YOUR TASK:
Pull every line holding the string "JSON" from the records below.

RECORD SET:
┌──
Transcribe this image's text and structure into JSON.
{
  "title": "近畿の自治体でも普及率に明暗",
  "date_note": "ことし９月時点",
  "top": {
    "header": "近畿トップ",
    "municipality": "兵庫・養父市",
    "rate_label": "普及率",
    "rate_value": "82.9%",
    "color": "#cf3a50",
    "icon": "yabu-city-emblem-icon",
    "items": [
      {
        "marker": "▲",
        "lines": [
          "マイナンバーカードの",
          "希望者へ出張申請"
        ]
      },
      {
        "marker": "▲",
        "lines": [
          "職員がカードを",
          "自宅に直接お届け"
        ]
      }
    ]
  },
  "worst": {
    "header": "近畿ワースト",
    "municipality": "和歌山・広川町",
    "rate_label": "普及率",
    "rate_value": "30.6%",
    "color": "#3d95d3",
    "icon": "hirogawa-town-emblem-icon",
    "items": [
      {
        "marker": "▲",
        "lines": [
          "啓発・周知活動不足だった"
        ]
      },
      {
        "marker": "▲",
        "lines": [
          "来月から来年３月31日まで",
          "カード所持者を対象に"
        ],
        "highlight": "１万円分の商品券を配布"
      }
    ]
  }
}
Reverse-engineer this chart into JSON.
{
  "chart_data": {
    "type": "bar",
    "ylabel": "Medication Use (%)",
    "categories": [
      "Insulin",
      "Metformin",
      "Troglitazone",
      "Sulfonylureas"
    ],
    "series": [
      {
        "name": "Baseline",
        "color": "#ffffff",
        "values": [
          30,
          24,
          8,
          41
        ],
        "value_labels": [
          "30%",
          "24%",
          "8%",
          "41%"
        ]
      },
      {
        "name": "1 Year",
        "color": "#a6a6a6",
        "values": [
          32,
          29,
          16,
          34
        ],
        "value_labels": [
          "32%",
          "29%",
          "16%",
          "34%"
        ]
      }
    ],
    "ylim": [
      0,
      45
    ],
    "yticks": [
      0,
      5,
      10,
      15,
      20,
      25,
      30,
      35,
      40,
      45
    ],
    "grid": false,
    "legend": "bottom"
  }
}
└──
┌──
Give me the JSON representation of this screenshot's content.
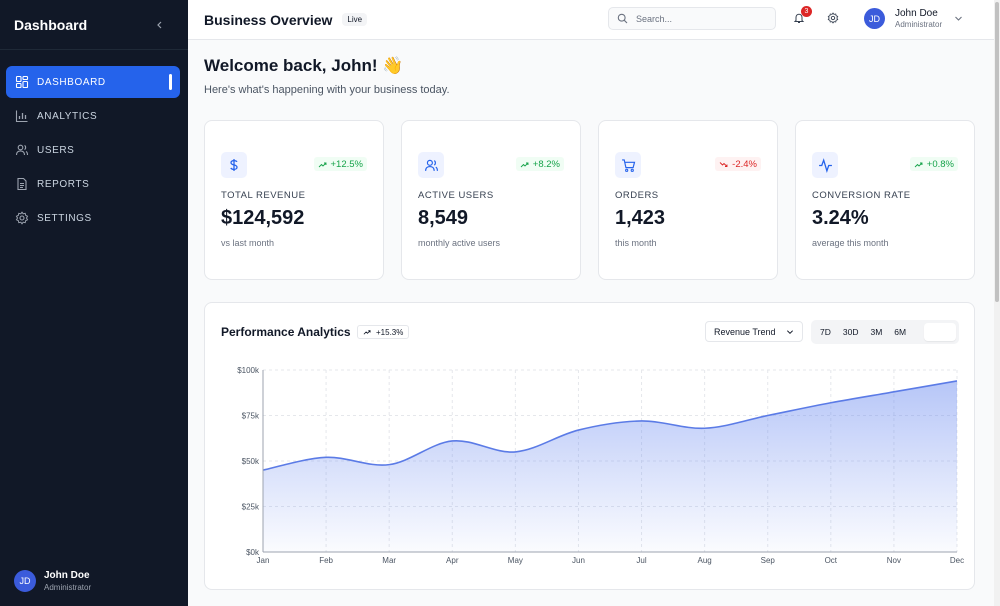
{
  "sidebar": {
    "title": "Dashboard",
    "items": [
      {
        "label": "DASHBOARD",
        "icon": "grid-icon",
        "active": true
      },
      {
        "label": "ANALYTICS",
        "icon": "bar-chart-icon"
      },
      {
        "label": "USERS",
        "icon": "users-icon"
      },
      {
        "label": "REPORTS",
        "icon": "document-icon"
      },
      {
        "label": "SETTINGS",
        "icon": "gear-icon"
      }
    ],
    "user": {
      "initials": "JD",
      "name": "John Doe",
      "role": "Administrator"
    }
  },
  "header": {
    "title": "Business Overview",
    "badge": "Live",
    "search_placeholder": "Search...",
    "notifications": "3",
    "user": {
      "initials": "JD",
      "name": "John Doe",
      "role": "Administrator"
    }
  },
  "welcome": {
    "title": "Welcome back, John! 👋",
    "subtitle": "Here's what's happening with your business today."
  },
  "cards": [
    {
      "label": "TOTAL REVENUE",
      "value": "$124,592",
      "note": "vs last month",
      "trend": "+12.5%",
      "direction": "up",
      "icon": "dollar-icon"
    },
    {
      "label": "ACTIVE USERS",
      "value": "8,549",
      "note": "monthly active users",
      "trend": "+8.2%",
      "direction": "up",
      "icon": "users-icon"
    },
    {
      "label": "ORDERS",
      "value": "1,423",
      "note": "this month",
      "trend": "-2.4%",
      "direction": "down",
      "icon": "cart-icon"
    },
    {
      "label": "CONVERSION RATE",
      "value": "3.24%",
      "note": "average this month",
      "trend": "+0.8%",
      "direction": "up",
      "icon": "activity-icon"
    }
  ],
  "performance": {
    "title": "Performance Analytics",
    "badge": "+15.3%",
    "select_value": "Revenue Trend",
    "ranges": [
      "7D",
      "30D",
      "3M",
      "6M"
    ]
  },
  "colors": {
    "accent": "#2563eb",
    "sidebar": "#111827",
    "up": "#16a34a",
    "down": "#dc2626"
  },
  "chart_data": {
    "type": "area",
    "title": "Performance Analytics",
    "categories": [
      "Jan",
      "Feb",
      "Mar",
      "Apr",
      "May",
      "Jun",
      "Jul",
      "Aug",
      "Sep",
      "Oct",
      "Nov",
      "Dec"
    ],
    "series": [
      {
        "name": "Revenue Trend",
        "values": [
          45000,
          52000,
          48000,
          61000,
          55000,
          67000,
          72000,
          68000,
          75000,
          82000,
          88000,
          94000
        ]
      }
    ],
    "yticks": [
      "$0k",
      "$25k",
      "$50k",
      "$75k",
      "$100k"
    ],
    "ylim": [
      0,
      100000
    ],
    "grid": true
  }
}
└──
RESULT FOR THIS TASK:
Transcribe this image's text and structure into JSON.
Reverse-engineer this chart into JSON.
Give me the JSON representation of this screenshot's content.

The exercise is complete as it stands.